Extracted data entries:
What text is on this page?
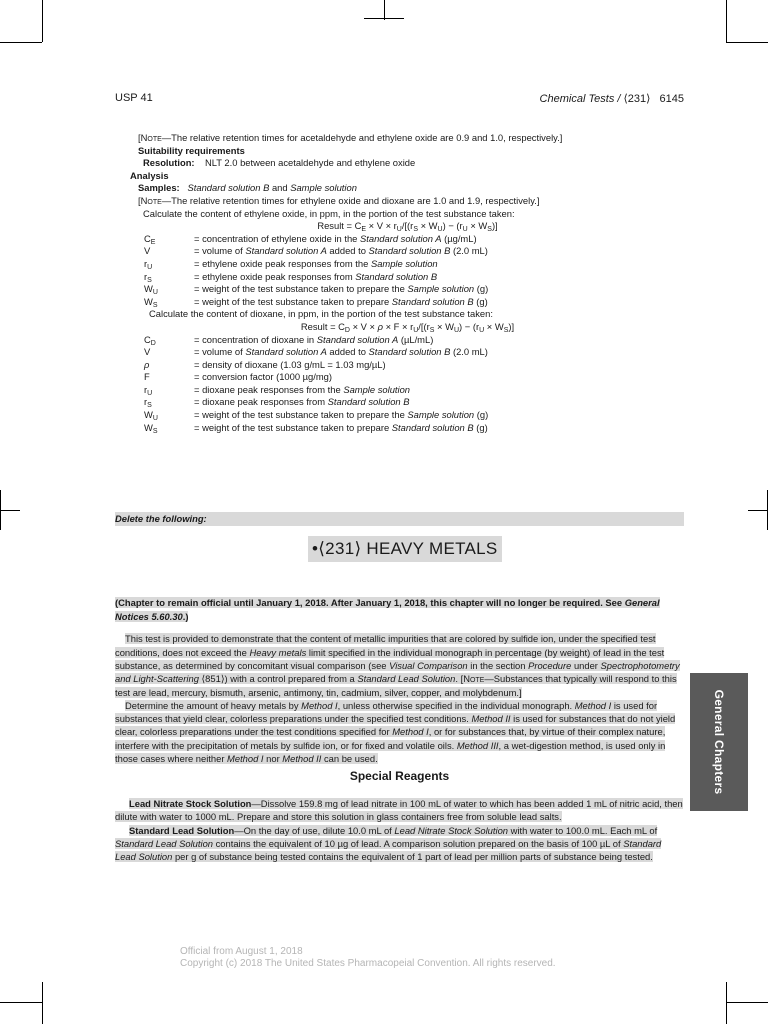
USP 41	Chemical Tests / ⟨231⟩ 6145

[Note—The relative retention times for acetaldehyde and ethylene oxide are 0.9 and 1.0, respectively.]

Suitability requirements

Resolution: NLT 2.0 between acetaldehyde and ethylene oxide

Analysis

Samples: Standard solution B and Sample solution

[Note—The relative retention times for ethylene oxide and dioxane are 1.0 and 1.9, respectively.]

Calculate the content of ethylene oxide, in ppm, in the portion of the test substance taken:

Result = $C_E \times V \times r_U/[(r_S \times W_U) - (r_U \times W_S)]$

$C_E$	= concentration of ethylene oxide in the Standard solution A (µg/mL)
V	= volume of Standard solution A added to Standard solution B (2.0 mL)
$r_U$	= ethylene oxide peak responses from the Sample solution
$r_S$	= ethylene oxide peak responses from Standard solution B
$W_U$	= weight of the test substance taken to prepare the Sample solution (g)
$W_S$	= weight of the test substance taken to prepare Standard solution B (g)

Calculate the content of dioxane, in ppm, in the portion of the test substance taken:

Result = $C_D \times V \times \rho \times F \times r_U/[(r_S \times W_U) - (r_U \times W_S)]$

$C_D$	= concentration of dioxane in Standard solution A (µL/mL)
V	= volume of Standard solution A added to Standard solution B (2.0 mL)
ρ	= density of dioxane (1.03 g/mL = 1.03 mg/µL)
F	= conversion factor (1000 µg/mg)
$r_U$	= dioxane peak responses from the Sample solution
$r_S$	= dioxane peak responses from Standard solution B
$W_U$	= weight of the test substance taken to prepare the Sample solution (g)
$W_S$	= weight of the test substance taken to prepare Standard solution B (g)
Delete the following:
•⟨231⟩ HEAVY METALS

(Chapter to remain official until January 1, 2018. After January 1, 2018, this chapter will no longer be required. See General Notices 5.60.30.)

This test is provided to demonstrate that the content of metallic impurities that are colored by sulfide ion, under the specified test conditions, does not exceed the Heavy metals limit specified in the individual monograph in percentage (by weight) of lead in the test substance, as determined by concomitant visual comparison (see Visual Comparison in the section Procedure under Spectrophotometry and Light-Scattering ⟨851⟩) with a control prepared from a Standard Lead Solution. [Note—Substances that typically will respond to this test are lead, mercury, bismuth, arsenic, antimony, tin, cadmium, silver, copper, and molybdenum.]

Determine the amount of heavy metals by Method I, unless otherwise specified in the individual monograph. Method I is used for substances that yield clear, colorless preparations under the specified test conditions. Method II is used for substances that do not yield clear, colorless preparations under the test conditions specified for Method I, or for substances that, by virtue of their complex nature, interfere with the precipitation of metals by sulfide ion, or for fixed and volatile oils. Method III, a wet-digestion method, is used only in those cases where neither Method I nor Method II can be used.

Special Reagents

Lead Nitrate Stock Solution—Dissolve 159.8 mg of lead nitrate in 100 mL of water to which has been added 1 mL of nitric acid, then dilute with water to 1000 mL. Prepare and store this solution in glass containers free from soluble lead salts.

Standard Lead Solution—On the day of use, dilute 10.0 mL of Lead Nitrate Stock Solution with water to 100.0 mL. Each mL of Standard Lead Solution contains the equivalent of 10 µg of lead. A comparison solution prepared on the basis of 100 µL of Standard Lead Solution per g of substance being tested contains the equivalent of 1 part of lead per million parts of substance being tested.

General Chapters
Official from August 1, 2018
Copyright (c) 2018 The United States Pharmacopeial Convention. All rights reserved.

_WHAT YOU HAVE TO DO_: From the data, pick out every line that includes "relative".

_ANSWER TO THE PROBLEM_:
[Note—The relative retention times for acetaldehyde and ethylene oxide are 0.9 and 1.0, respectively.]
[Note—The relative retention times for ethylene oxide and dioxane are 1.0 and 1.9, respectively.]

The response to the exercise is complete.